# TO DO
Repeat the records verbatim and leave the pictures out of your copy.

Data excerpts

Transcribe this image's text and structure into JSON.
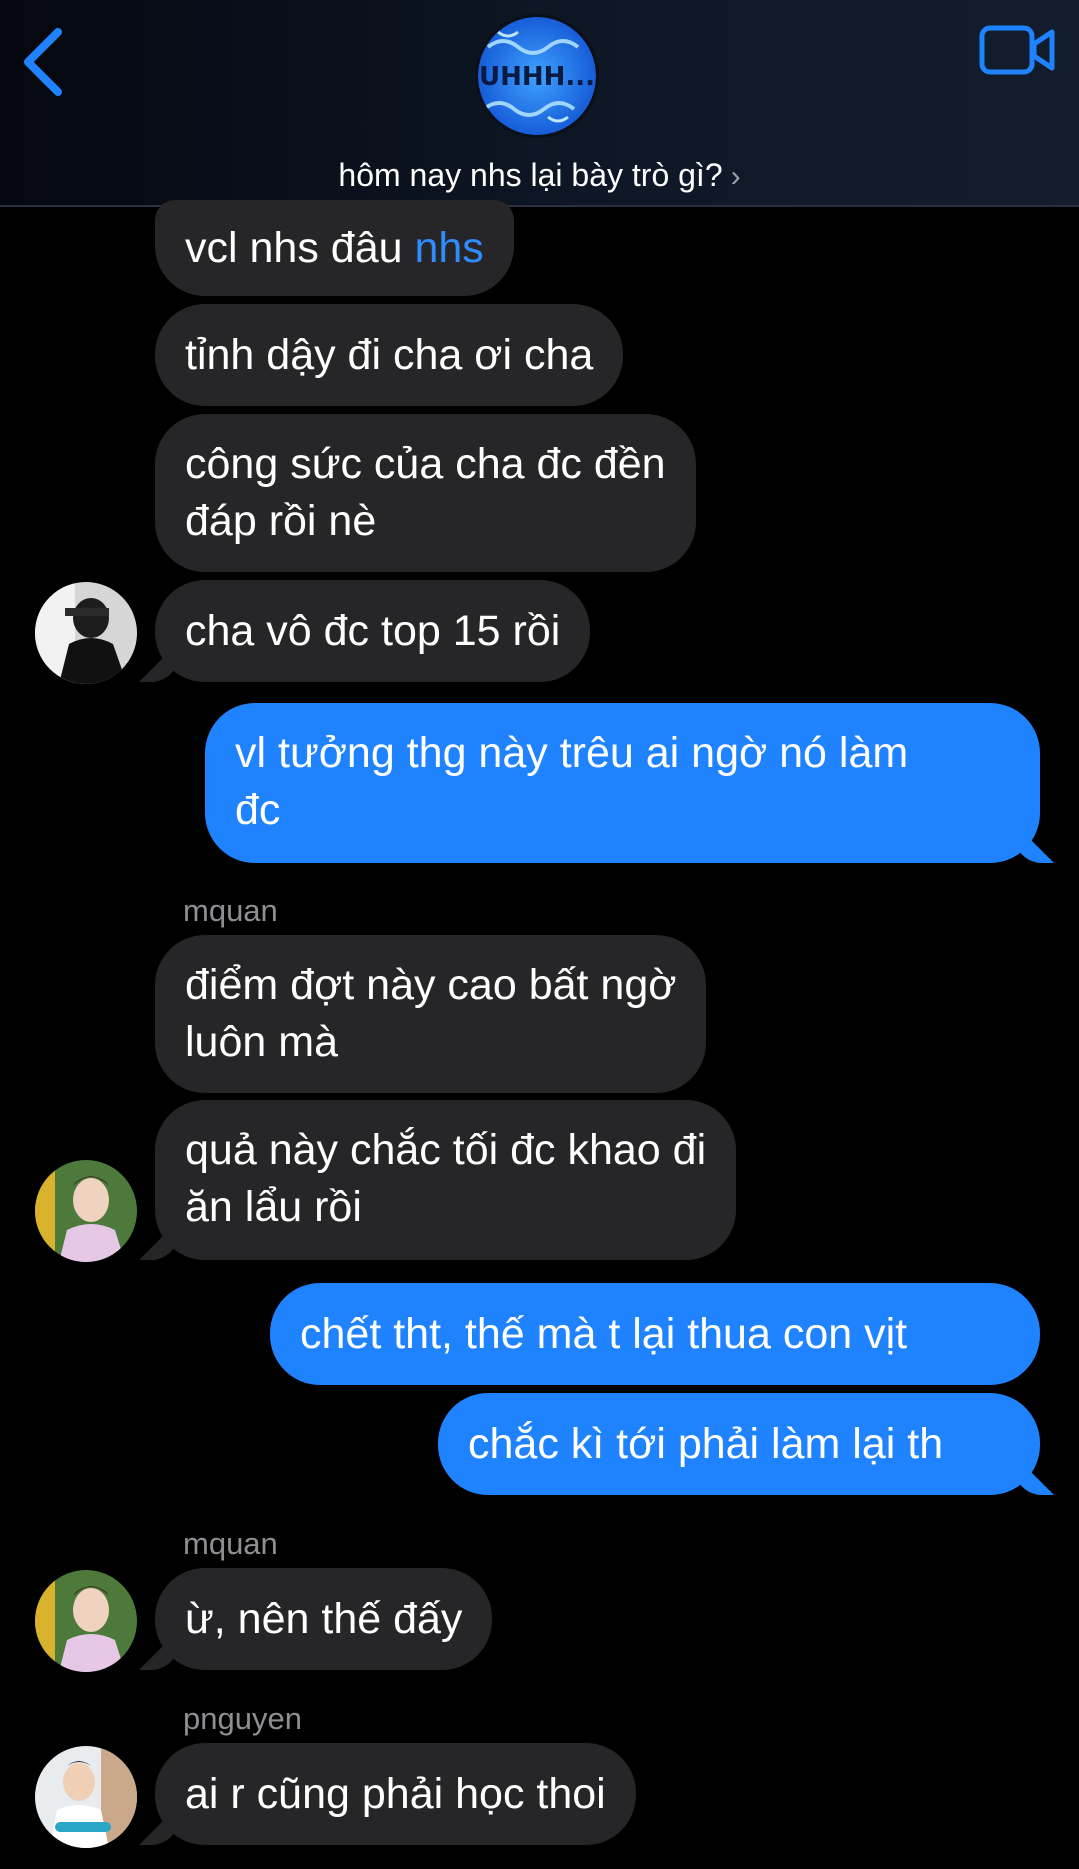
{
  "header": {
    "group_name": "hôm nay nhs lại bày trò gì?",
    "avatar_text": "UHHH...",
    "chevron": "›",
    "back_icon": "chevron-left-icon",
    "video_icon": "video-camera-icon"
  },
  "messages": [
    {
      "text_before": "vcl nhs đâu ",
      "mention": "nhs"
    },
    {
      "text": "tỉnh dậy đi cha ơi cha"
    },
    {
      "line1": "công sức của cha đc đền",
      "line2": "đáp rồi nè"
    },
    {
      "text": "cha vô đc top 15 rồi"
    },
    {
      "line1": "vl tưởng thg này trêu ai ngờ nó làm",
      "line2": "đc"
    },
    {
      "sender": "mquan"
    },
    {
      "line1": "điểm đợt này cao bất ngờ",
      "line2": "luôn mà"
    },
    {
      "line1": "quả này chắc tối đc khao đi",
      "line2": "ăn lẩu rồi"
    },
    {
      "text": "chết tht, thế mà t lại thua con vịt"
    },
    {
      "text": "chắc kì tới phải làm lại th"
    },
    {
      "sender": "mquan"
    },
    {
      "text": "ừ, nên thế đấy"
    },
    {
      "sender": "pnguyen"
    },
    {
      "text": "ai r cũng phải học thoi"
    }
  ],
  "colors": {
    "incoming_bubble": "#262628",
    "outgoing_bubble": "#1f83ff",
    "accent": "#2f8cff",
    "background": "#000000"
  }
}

# ANSWER TO THE PROBLEM
Transcribe this image's text and structure into JSON.
{
  "header": {
    "group_name": "hôm nay nhs lại bày trò gì?",
    "avatar_text": "UHHH...",
    "chevron": "›",
    "back_icon": "chevron-left-icon",
    "video_icon": "video-camera-icon"
  },
  "messages": [
    {
      "text_before": "vcl nhs đâu ",
      "mention": "nhs"
    },
    {
      "text": "tỉnh dậy đi cha ơi cha"
    },
    {
      "line1": "công sức của cha đc đền",
      "line2": "đáp rồi nè"
    },
    {
      "text": "cha vô đc top 15 rồi"
    },
    {
      "line1": "vl tưởng thg này trêu ai ngờ nó làm",
      "line2": "đc"
    },
    {
      "sender": "mquan"
    },
    {
      "line1": "điểm đợt này cao bất ngờ",
      "line2": "luôn mà"
    },
    {
      "line1": "quả này chắc tối đc khao đi",
      "line2": "ăn lẩu rồi"
    },
    {
      "text": "chết tht, thế mà t lại thua con vịt"
    },
    {
      "text": "chắc kì tới phải làm lại th"
    },
    {
      "sender": "mquan"
    },
    {
      "text": "ừ, nên thế đấy"
    },
    {
      "sender": "pnguyen"
    },
    {
      "text": "ai r cũng phải học thoi"
    }
  ],
  "colors": {
    "incoming_bubble": "#262628",
    "outgoing_bubble": "#1f83ff",
    "accent": "#2f8cff",
    "background": "#000000"
  }
}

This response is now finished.